• [Records]
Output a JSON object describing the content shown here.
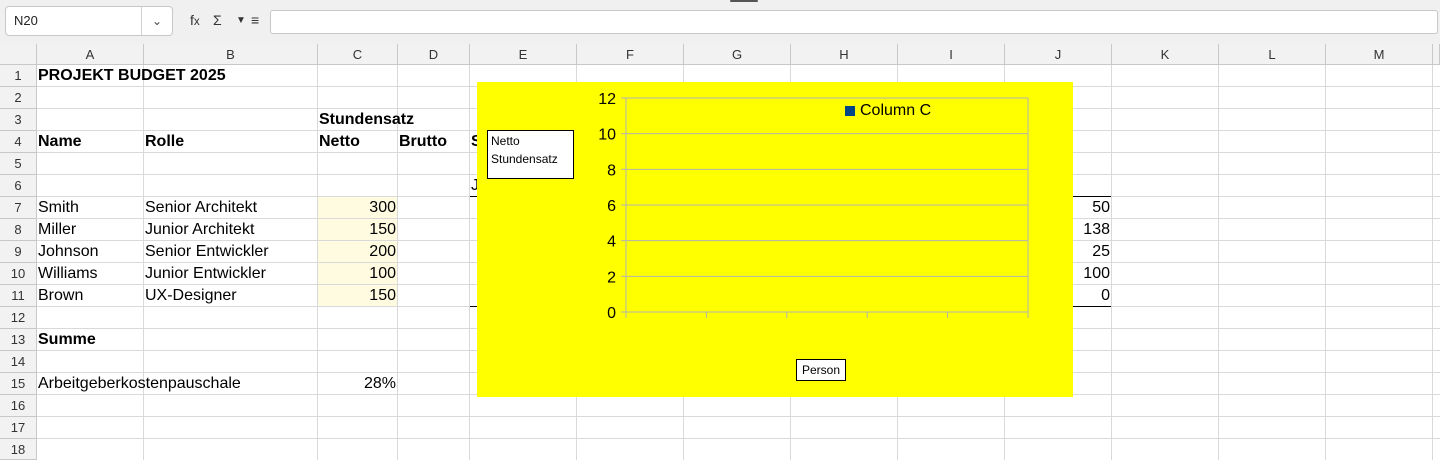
{
  "toolbar": {
    "name_box": "N20",
    "formula": ""
  },
  "columns": [
    "A",
    "B",
    "C",
    "D",
    "E",
    "F",
    "G",
    "H",
    "I",
    "J",
    "K",
    "L",
    "M"
  ],
  "rows": [
    "1",
    "2",
    "3",
    "4",
    "5",
    "6",
    "7",
    "8",
    "9",
    "10",
    "11",
    "12",
    "13",
    "14",
    "15",
    "16",
    "17",
    "18"
  ],
  "sheet": {
    "title": "PROJEKT BUDGET 2025",
    "header_stundensatz": "Stundensatz",
    "header_name": "Name",
    "header_rolle": "Rolle",
    "header_netto": "Netto",
    "header_brutto": "Brutto",
    "header_cut": "S",
    "cut_e6": "J",
    "people": [
      {
        "name": "Smith",
        "role": "Senior Architekt",
        "netto": "300",
        "j": "50"
      },
      {
        "name": "Miller",
        "role": "Junior Architekt",
        "netto": "150",
        "j": "138"
      },
      {
        "name": "Johnson",
        "role": "Senior Entwickler",
        "netto": "200",
        "j": "25"
      },
      {
        "name": "Williams",
        "role": "Junior Entwickler",
        "netto": "100",
        "j": "100"
      },
      {
        "name": "Brown",
        "role": "UX-Designer",
        "netto": "150",
        "j": "0"
      }
    ],
    "summe": "Summe",
    "pauschale_label": "Arbeitgeberkostenpauschale",
    "pauschale_value": "28%"
  },
  "chart_data": {
    "type": "bar",
    "background": "#ffff00",
    "series": [
      {
        "name": "Column C",
        "color": "#004586",
        "values": []
      }
    ],
    "categories": [
      "",
      "",
      "",
      "",
      "",
      ""
    ],
    "ylabel": "Netto Stundensatz",
    "xlabel": "Person",
    "ylim": [
      0,
      12
    ],
    "yticks": [
      "0",
      "2",
      "4",
      "6",
      "8",
      "10",
      "12"
    ],
    "legend_position": "top-right"
  }
}
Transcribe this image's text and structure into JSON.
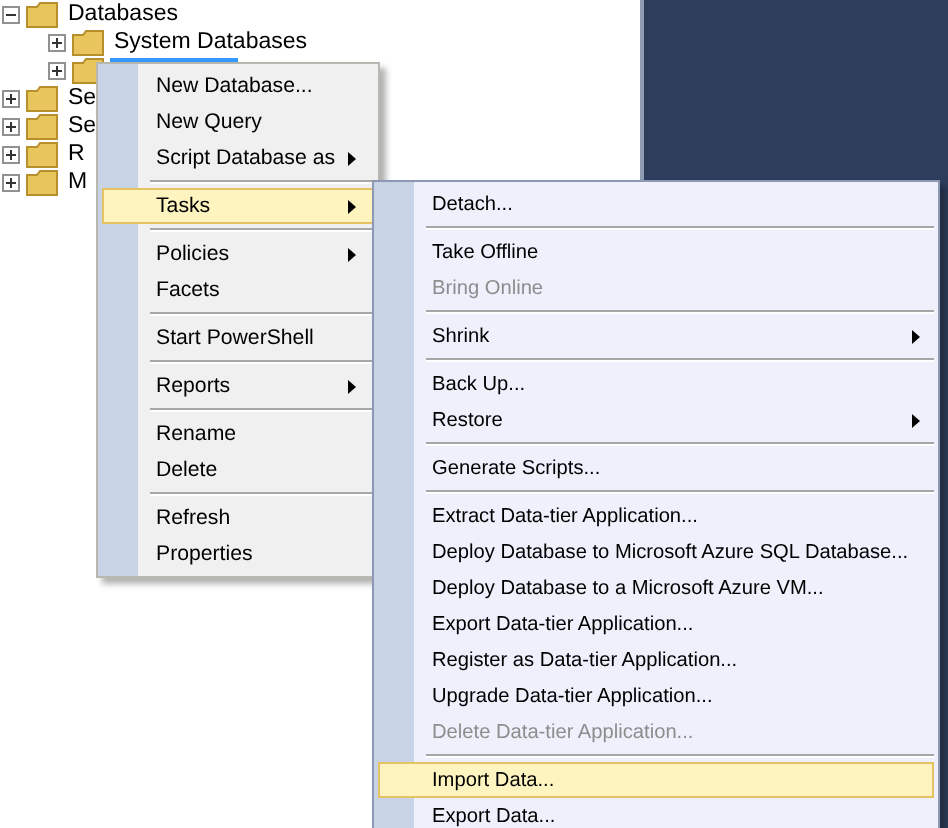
{
  "tree": [
    {
      "label": "Databases",
      "expanded": true,
      "selected": false,
      "children": [
        {
          "label": "System Databases",
          "expanded": false,
          "selected": false
        },
        {
          "expanded": false,
          "selected": true
        }
      ]
    },
    {
      "label": "Se",
      "expanded": false,
      "selected": false
    },
    {
      "label": "Se",
      "expanded": false,
      "selected": false
    },
    {
      "label": "R",
      "expanded": false,
      "selected": false
    },
    {
      "label": "M",
      "expanded": false,
      "selected": false
    }
  ],
  "context_menu": {
    "sections": [
      [
        {
          "label": "New Database...",
          "submenu": false,
          "selected": false,
          "disabled": false
        },
        {
          "label": "New Query",
          "submenu": false,
          "selected": false,
          "disabled": false
        },
        {
          "label": "Script Database as",
          "submenu": true,
          "selected": false,
          "disabled": false
        }
      ],
      [
        {
          "label": "Tasks",
          "submenu": true,
          "selected": true,
          "disabled": false
        }
      ],
      [
        {
          "label": "Policies",
          "submenu": true,
          "selected": false,
          "disabled": false
        },
        {
          "label": "Facets",
          "submenu": false,
          "selected": false,
          "disabled": false
        }
      ],
      [
        {
          "label": "Start PowerShell",
          "submenu": false,
          "selected": false,
          "disabled": false
        }
      ],
      [
        {
          "label": "Reports",
          "submenu": true,
          "selected": false,
          "disabled": false
        }
      ],
      [
        {
          "label": "Rename",
          "submenu": false,
          "selected": false,
          "disabled": false
        },
        {
          "label": "Delete",
          "submenu": false,
          "selected": false,
          "disabled": false
        }
      ],
      [
        {
          "label": "Refresh",
          "submenu": false,
          "selected": false,
          "disabled": false
        },
        {
          "label": "Properties",
          "submenu": false,
          "selected": false,
          "disabled": false
        }
      ]
    ]
  },
  "tasks_submenu": {
    "sections": [
      [
        {
          "label": "Detach...",
          "submenu": false,
          "selected": false,
          "disabled": false
        }
      ],
      [
        {
          "label": "Take Offline",
          "submenu": false,
          "selected": false,
          "disabled": false
        },
        {
          "label": "Bring Online",
          "submenu": false,
          "selected": false,
          "disabled": true
        }
      ],
      [
        {
          "label": "Shrink",
          "submenu": true,
          "selected": false,
          "disabled": false
        }
      ],
      [
        {
          "label": "Back Up...",
          "submenu": false,
          "selected": false,
          "disabled": false
        },
        {
          "label": "Restore",
          "submenu": true,
          "selected": false,
          "disabled": false
        }
      ],
      [
        {
          "label": "Generate Scripts...",
          "submenu": false,
          "selected": false,
          "disabled": false
        }
      ],
      [
        {
          "label": "Extract Data-tier Application...",
          "submenu": false,
          "selected": false,
          "disabled": false
        },
        {
          "label": "Deploy Database to Microsoft Azure SQL Database...",
          "submenu": false,
          "selected": false,
          "disabled": false
        },
        {
          "label": "Deploy Database to a Microsoft Azure VM...",
          "submenu": false,
          "selected": false,
          "disabled": false
        },
        {
          "label": "Export Data-tier Application...",
          "submenu": false,
          "selected": false,
          "disabled": false
        },
        {
          "label": "Register as Data-tier Application...",
          "submenu": false,
          "selected": false,
          "disabled": false
        },
        {
          "label": "Upgrade Data-tier Application...",
          "submenu": false,
          "selected": false,
          "disabled": false
        },
        {
          "label": "Delete Data-tier Application...",
          "submenu": false,
          "selected": false,
          "disabled": true
        }
      ],
      [
        {
          "label": "Import Data...",
          "submenu": false,
          "selected": true,
          "disabled": false
        },
        {
          "label": "Export Data...",
          "submenu": false,
          "selected": false,
          "disabled": false
        }
      ]
    ]
  }
}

• [Direction] Pull out every line in the data above that has the word "Databases".

• [Exercise result]
      "label": "Databases",
          "label": "System Databases",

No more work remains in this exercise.